### INFORMATION SUPPLIED
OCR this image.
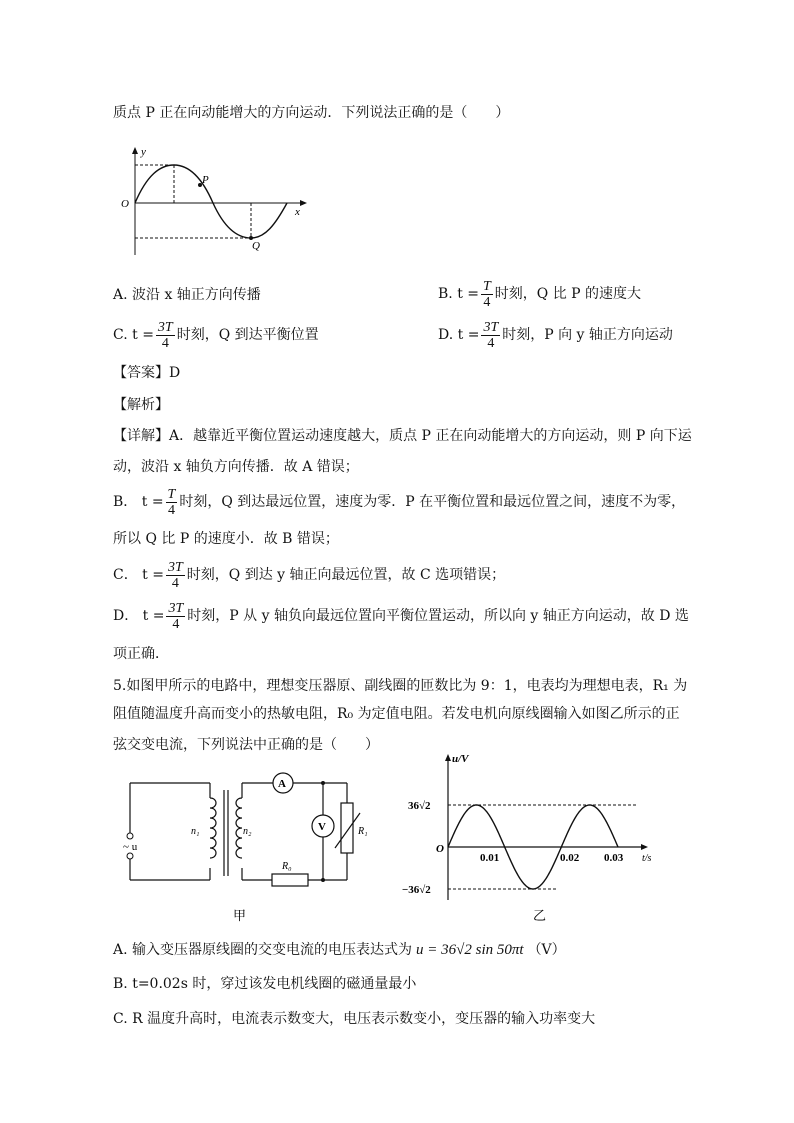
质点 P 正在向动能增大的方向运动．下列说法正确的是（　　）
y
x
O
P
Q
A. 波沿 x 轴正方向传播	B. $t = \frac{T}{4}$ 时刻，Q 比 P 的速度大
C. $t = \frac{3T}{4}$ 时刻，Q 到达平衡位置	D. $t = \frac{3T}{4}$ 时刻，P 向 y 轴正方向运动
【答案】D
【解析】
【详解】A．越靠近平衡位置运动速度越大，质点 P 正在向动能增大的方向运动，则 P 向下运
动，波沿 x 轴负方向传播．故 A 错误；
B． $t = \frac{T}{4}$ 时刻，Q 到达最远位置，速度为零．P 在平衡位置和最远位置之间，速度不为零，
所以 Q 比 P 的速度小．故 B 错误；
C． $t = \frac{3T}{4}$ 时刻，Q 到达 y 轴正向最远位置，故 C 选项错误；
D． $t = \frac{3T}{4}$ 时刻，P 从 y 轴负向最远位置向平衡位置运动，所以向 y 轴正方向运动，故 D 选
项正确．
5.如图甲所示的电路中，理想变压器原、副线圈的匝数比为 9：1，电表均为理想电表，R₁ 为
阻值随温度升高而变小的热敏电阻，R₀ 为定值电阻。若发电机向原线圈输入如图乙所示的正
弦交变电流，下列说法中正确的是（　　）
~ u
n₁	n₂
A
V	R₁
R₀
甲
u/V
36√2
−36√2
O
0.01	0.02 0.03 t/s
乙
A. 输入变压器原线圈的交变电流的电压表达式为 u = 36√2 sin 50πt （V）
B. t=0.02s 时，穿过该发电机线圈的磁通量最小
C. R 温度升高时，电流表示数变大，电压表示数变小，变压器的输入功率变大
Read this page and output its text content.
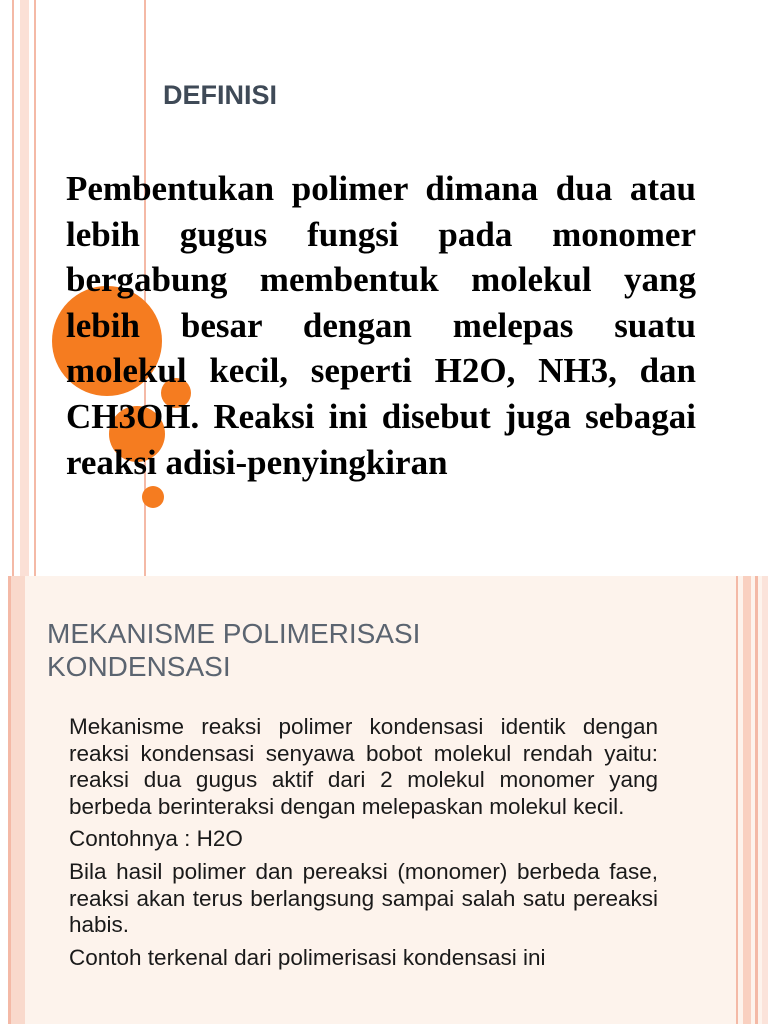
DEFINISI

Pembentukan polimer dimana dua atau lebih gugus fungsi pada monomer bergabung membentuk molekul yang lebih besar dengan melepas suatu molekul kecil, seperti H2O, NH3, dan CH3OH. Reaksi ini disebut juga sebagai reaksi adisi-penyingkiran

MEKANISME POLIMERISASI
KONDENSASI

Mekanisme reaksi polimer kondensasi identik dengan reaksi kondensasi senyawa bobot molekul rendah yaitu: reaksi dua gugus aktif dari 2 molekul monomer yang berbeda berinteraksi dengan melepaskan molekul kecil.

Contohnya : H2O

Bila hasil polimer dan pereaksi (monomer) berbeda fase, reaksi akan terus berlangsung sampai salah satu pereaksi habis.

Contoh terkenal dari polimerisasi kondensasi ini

### CHALLENGE
Write every record out again exactly; no pictures belong in the copy.

### THE RESPONSE
OCR this image.
质点 P 正在向动能增大的方向运动．下列说法正确的是（　　）
y
x
O
P
Q
A. 波沿 x 轴正方向传播	B. $t = \frac{T}{4}$ 时刻，Q 比 P 的速度大
C. $t = \frac{3T}{4}$ 时刻，Q 到达平衡位置	D. $t = \frac{3T}{4}$ 时刻，P 向 y 轴正方向运动
【答案】D
【解析】
【详解】A．越靠近平衡位置运动速度越大，质点 P 正在向动能增大的方向运动，则 P 向下运
动，波沿 x 轴负方向传播．故 A 错误；
B． $t = \frac{T}{4}$ 时刻，Q 到达最远位置，速度为零．P 在平衡位置和最远位置之间，速度不为零，
所以 Q 比 P 的速度小．故 B 错误；
C． $t = \frac{3T}{4}$ 时刻，Q 到达 y 轴正向最远位置，故 C 选项错误；
D． $t = \frac{3T}{4}$ 时刻，P 从 y 轴负向最远位置向平衡位置运动，所以向 y 轴正方向运动，故 D 选
项正确．
5.如图甲所示的电路中，理想变压器原、副线圈的匝数比为 9：1，电表均为理想电表，R₁ 为
阻值随温度升高而变小的热敏电阻，R₀ 为定值电阻。若发电机向原线圈输入如图乙所示的正
弦交变电流，下列说法中正确的是（　　）
~ u
n₁	n₂
A
V	R₁
R₀
甲
u/V
36√2
−36√2
O
0.01	0.02 0.03 t/s
乙
A. 输入变压器原线圈的交变电流的电压表达式为 u = 36√2 sin 50πt （V）
B. t=0.02s 时，穿过该发电机线圈的磁通量最小
C. R 温度升高时，电流表示数变大，电压表示数变小，变压器的输入功率变大
Read this page and output its text content.
DEFINISI

Pembentukan polimer dimana dua atau lebih gugus fungsi pada monomer bergabung membentuk molekul yang lebih besar dengan melepas suatu molekul kecil, seperti H2O, NH3, dan CH3OH. Reaksi ini disebut juga sebagai reaksi adisi-penyingkiran

MEKANISME POLIMERISASI
KONDENSASI

Mekanisme reaksi polimer kondensasi identik dengan reaksi kondensasi senyawa bobot molekul rendah yaitu: reaksi dua gugus aktif dari 2 molekul monomer yang berbeda berinteraksi dengan melepaskan molekul kecil.

Contohnya : H2O

Bila hasil polimer dan pereaksi (monomer) berbeda fase, reaksi akan terus berlangsung sampai salah satu pereaksi habis.

Contoh terkenal dari polimerisasi kondensasi ini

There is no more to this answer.